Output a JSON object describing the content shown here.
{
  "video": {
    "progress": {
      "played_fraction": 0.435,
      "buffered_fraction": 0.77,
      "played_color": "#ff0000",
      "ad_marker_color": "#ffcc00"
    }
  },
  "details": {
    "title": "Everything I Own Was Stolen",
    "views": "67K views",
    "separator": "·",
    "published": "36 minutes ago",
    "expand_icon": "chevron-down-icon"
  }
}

→ **Work to complete**: Write the entries again, exactly as they stand.

→ **Exercise result**:
Output a JSON object describing the content shown here.
{
  "video": {
    "progress": {
      "played_fraction": 0.435,
      "buffered_fraction": 0.77,
      "played_color": "#ff0000",
      "ad_marker_color": "#ffcc00"
    }
  },
  "details": {
    "title": "Everything I Own Was Stolen",
    "views": "67K views",
    "separator": "·",
    "published": "36 minutes ago",
    "expand_icon": "chevron-down-icon"
  }
}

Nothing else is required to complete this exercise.